- _Extracted records_
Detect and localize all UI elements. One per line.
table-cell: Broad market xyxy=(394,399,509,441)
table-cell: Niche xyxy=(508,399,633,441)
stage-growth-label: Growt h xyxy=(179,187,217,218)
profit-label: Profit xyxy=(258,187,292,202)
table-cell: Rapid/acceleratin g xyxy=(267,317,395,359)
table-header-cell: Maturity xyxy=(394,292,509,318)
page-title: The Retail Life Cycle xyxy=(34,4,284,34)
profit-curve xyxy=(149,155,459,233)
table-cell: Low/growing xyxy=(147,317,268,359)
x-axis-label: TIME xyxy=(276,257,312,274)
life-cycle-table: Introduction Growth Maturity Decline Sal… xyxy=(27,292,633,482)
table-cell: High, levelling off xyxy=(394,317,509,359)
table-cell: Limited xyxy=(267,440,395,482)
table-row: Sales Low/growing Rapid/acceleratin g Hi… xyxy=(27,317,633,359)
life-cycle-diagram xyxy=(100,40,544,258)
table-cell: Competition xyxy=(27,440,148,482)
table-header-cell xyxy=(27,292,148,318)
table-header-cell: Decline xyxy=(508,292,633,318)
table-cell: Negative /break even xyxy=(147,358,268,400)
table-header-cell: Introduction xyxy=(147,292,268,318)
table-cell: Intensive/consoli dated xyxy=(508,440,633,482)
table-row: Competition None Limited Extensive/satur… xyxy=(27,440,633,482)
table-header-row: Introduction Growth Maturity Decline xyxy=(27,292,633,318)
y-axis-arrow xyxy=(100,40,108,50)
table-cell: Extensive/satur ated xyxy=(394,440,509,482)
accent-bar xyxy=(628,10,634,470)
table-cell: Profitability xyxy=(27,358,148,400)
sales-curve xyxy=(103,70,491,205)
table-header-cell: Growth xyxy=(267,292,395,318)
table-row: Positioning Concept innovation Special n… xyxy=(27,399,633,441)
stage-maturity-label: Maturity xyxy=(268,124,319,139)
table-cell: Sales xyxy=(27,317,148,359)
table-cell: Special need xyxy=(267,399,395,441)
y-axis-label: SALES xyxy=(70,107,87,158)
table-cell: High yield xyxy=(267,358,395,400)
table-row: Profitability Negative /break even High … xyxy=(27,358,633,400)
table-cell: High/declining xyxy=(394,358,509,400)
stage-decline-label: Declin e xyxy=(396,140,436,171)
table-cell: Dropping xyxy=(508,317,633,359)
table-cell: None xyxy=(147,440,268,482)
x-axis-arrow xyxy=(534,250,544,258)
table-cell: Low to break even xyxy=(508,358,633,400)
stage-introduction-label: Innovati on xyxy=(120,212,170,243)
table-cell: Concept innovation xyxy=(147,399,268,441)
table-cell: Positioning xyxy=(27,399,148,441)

- _What is required_
Please retype, without any changes, the stretch of lines above from the first one through the line that contains "table-header-cell: Growth xyxy=(267,292,395,318)", including both.

- _Solution for this task_
Detect and localize all UI elements. One per line.
table-cell: Broad market xyxy=(394,399,509,441)
table-cell: Niche xyxy=(508,399,633,441)
stage-growth-label: Growt h xyxy=(179,187,217,218)
profit-label: Profit xyxy=(258,187,292,202)
table-cell: Rapid/acceleratin g xyxy=(267,317,395,359)
table-header-cell: Maturity xyxy=(394,292,509,318)
page-title: The Retail Life Cycle xyxy=(34,4,284,34)
profit-curve xyxy=(149,155,459,233)
table-cell: Low/growing xyxy=(147,317,268,359)
x-axis-label: TIME xyxy=(276,257,312,274)
life-cycle-table: Introduction Growth Maturity Decline Sal… xyxy=(27,292,633,482)
table-cell: High, levelling off xyxy=(394,317,509,359)
table-cell: Limited xyxy=(267,440,395,482)
table-row: Sales Low/growing Rapid/acceleratin g Hi… xyxy=(27,317,633,359)
life-cycle-diagram xyxy=(100,40,544,258)
table-cell: Competition xyxy=(27,440,148,482)
table-header-cell xyxy=(27,292,148,318)
table-header-cell: Decline xyxy=(508,292,633,318)
table-cell: Negative /break even xyxy=(147,358,268,400)
table-header-cell: Introduction xyxy=(147,292,268,318)
table-cell: Intensive/consoli dated xyxy=(508,440,633,482)
table-row: Competition None Limited Extensive/satur… xyxy=(27,440,633,482)
table-header-row: Introduction Growth Maturity Decline xyxy=(27,292,633,318)
y-axis-arrow xyxy=(100,40,108,50)
table-cell: Extensive/satur ated xyxy=(394,440,509,482)
accent-bar xyxy=(628,10,634,470)
table-cell: Profitability xyxy=(27,358,148,400)
sales-curve xyxy=(103,70,491,205)
table-header-cell: Growth xyxy=(267,292,395,318)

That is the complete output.